Your task —
From the line containing "Enumerate this screenshot's content" down to the last line of the listing, quote everything word for word, and nothing else, keeping pictures out.

----

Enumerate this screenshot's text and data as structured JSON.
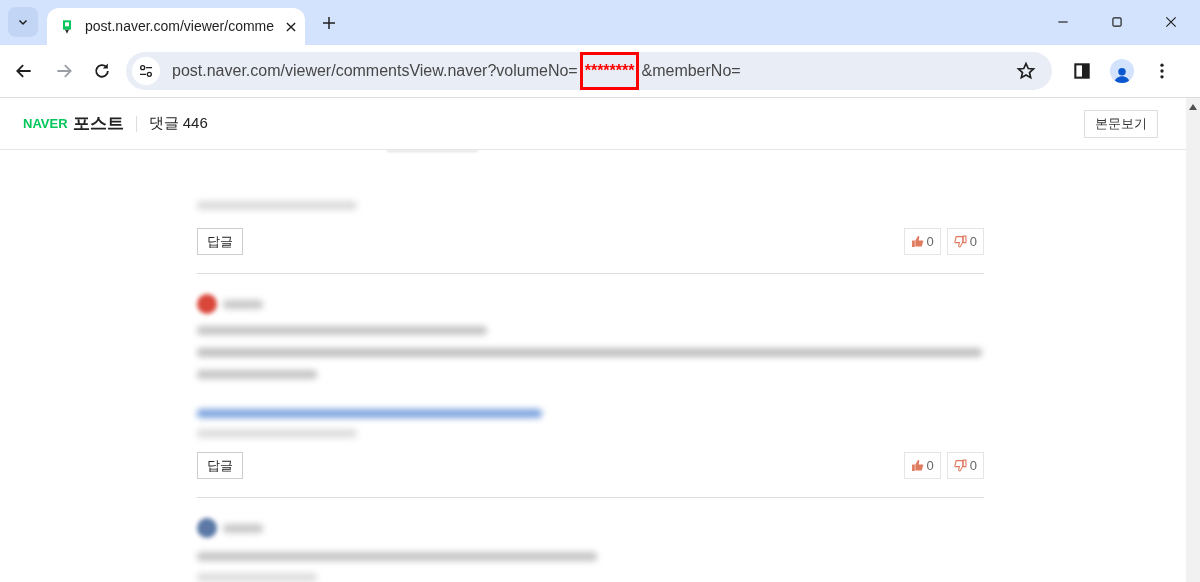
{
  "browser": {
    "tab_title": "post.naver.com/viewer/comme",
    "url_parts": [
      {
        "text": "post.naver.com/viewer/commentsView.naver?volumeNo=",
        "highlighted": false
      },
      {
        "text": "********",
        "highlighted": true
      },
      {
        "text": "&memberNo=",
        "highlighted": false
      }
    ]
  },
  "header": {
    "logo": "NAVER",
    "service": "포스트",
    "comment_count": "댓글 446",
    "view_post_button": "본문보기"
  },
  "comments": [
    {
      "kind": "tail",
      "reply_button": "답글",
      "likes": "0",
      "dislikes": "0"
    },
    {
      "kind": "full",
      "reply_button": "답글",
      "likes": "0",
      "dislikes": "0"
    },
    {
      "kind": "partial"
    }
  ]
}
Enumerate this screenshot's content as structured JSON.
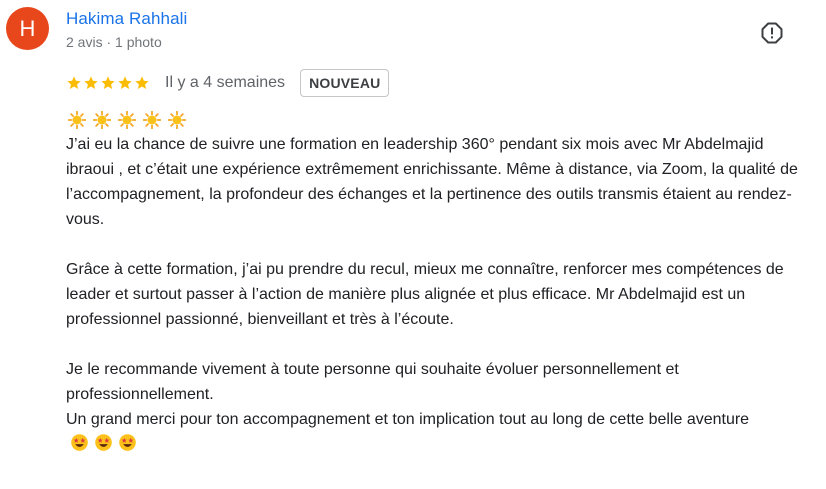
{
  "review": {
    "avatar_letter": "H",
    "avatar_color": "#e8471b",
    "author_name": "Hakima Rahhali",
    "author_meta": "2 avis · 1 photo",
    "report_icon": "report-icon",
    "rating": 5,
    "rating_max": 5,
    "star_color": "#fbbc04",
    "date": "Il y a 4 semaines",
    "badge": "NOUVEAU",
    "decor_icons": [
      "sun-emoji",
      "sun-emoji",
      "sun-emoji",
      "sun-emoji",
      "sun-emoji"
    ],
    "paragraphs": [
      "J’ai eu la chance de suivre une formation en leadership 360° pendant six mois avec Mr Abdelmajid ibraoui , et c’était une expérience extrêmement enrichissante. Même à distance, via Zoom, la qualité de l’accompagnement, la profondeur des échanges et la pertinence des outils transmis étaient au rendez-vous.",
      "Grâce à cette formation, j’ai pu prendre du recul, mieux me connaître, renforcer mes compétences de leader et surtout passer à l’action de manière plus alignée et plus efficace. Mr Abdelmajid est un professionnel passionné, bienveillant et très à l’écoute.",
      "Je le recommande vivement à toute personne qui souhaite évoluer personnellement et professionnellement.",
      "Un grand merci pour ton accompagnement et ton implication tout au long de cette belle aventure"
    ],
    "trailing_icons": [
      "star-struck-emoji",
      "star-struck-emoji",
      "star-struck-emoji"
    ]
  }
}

----

Answer to the task —
Enumerate this screenshot's content as structured JSON.
{
  "review": {
    "avatar_letter": "H",
    "avatar_color": "#e8471b",
    "author_name": "Hakima Rahhali",
    "author_meta": "2 avis · 1 photo",
    "report_icon": "report-icon",
    "rating": 5,
    "rating_max": 5,
    "star_color": "#fbbc04",
    "date": "Il y a 4 semaines",
    "badge": "NOUVEAU",
    "decor_icons": [
      "sun-emoji",
      "sun-emoji",
      "sun-emoji",
      "sun-emoji",
      "sun-emoji"
    ],
    "paragraphs": [
      "J’ai eu la chance de suivre une formation en leadership 360° pendant six mois avec Mr Abdelmajid ibraoui , et c’était une expérience extrêmement enrichissante. Même à distance, via Zoom, la qualité de l’accompagnement, la profondeur des échanges et la pertinence des outils transmis étaient au rendez-vous.",
      "Grâce à cette formation, j’ai pu prendre du recul, mieux me connaître, renforcer mes compétences de leader et surtout passer à l’action de manière plus alignée et plus efficace. Mr Abdelmajid est un professionnel passionné, bienveillant et très à l’écoute.",
      "Je le recommande vivement à toute personne qui souhaite évoluer personnellement et professionnellement.",
      "Un grand merci pour ton accompagnement et ton implication tout au long de cette belle aventure"
    ],
    "trailing_icons": [
      "star-struck-emoji",
      "star-struck-emoji",
      "star-struck-emoji"
    ]
  }
}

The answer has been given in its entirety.